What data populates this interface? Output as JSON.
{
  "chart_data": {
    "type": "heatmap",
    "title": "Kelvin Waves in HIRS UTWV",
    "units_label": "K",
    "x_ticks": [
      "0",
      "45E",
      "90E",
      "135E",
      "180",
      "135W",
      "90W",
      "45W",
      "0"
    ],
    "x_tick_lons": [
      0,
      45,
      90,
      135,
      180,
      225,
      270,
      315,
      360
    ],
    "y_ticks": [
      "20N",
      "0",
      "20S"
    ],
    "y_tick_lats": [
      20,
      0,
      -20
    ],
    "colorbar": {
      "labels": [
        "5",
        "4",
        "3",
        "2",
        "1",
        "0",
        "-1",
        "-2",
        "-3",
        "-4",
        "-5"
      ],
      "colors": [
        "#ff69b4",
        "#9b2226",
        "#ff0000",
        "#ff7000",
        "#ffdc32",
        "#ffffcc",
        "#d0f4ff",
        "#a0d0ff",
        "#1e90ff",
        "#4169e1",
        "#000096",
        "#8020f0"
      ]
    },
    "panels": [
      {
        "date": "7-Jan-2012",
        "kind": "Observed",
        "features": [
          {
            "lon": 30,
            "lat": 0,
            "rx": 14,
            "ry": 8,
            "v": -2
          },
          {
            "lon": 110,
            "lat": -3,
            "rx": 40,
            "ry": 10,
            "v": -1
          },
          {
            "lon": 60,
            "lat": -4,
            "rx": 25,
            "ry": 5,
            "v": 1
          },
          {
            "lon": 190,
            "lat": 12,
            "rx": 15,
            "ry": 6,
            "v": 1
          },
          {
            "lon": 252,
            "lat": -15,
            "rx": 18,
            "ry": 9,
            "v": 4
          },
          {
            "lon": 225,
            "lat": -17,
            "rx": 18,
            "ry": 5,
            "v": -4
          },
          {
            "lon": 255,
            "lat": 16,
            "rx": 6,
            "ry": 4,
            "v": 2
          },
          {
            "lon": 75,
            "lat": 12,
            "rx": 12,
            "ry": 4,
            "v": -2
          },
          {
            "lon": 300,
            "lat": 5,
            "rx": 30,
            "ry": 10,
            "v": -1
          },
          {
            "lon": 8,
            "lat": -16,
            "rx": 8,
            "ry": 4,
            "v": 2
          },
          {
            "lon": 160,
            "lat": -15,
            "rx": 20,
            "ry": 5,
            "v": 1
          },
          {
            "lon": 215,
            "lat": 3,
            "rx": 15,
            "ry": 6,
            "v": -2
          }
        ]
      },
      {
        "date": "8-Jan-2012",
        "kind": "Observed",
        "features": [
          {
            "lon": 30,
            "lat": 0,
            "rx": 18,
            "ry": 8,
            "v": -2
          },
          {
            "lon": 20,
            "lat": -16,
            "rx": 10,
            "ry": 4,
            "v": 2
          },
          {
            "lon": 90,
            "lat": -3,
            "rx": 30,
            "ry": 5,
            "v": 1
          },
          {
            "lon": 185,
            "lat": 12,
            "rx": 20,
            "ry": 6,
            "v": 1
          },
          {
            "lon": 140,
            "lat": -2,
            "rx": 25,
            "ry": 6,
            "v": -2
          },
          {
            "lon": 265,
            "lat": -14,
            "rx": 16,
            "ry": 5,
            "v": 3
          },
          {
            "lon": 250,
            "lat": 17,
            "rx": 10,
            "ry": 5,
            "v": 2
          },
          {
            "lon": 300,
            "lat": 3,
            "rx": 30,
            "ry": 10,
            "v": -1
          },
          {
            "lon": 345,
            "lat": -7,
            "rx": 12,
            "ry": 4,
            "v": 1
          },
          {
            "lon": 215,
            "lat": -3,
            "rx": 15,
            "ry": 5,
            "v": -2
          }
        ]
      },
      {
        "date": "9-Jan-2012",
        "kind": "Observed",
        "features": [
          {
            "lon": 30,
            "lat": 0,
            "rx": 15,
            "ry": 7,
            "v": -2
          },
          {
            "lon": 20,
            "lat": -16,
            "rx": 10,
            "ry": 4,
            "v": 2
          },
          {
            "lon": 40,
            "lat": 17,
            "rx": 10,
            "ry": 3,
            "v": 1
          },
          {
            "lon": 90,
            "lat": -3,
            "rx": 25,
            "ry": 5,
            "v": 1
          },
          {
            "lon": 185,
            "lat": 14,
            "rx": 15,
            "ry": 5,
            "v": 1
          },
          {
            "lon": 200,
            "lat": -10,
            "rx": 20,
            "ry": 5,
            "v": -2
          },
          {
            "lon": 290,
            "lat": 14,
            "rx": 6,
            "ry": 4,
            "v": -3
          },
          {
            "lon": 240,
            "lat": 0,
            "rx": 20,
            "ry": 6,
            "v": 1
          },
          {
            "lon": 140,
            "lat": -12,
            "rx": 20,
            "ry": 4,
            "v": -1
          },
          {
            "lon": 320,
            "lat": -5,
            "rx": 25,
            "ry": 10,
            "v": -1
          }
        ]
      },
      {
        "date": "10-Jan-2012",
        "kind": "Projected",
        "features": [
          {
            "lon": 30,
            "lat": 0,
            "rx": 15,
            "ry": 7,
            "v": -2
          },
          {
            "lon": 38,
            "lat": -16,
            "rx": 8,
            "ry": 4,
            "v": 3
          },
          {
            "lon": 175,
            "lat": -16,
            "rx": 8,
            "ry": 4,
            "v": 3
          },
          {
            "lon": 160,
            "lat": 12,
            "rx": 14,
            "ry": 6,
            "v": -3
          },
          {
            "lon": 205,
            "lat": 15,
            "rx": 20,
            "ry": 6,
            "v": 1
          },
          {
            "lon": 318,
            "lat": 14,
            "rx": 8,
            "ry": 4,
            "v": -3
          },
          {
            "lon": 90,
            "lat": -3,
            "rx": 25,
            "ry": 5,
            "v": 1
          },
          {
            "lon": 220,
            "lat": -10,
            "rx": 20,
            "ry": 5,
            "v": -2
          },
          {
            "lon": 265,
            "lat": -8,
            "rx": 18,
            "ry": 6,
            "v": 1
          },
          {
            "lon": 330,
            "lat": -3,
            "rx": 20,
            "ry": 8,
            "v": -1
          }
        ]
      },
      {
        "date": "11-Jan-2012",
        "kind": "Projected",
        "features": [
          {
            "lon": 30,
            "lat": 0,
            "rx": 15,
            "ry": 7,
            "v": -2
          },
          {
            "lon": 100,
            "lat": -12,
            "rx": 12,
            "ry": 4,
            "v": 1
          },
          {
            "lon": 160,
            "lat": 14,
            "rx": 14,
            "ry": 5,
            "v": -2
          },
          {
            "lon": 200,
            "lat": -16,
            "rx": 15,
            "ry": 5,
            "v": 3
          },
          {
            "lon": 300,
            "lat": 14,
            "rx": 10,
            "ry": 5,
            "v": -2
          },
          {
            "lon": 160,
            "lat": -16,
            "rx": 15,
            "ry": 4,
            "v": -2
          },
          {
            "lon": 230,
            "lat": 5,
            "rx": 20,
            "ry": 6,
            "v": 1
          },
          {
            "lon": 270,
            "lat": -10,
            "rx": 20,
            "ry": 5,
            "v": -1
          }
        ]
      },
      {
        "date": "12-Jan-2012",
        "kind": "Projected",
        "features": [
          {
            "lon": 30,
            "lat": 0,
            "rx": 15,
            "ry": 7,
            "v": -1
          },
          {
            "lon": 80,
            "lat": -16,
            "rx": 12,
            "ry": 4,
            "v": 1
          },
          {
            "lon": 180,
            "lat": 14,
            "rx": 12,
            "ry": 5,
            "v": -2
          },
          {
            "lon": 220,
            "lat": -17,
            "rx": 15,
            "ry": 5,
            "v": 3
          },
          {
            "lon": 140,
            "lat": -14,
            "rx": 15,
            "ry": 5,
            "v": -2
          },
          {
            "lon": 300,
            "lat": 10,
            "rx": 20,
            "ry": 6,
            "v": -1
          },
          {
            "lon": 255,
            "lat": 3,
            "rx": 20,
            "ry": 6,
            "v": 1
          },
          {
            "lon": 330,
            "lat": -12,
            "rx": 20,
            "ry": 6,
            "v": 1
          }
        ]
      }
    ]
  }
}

########################################

SET EXERCISE: Go through the listing above and list every line that has the word "date".

TASK OUTPUT:
        "date": "7-Jan-2012",
        "date": "8-Jan-2012",
        "date": "9-Jan-2012",
        "date": "10-Jan-2012",
        "date": "11-Jan-2012",
        "date": "12-Jan-2012",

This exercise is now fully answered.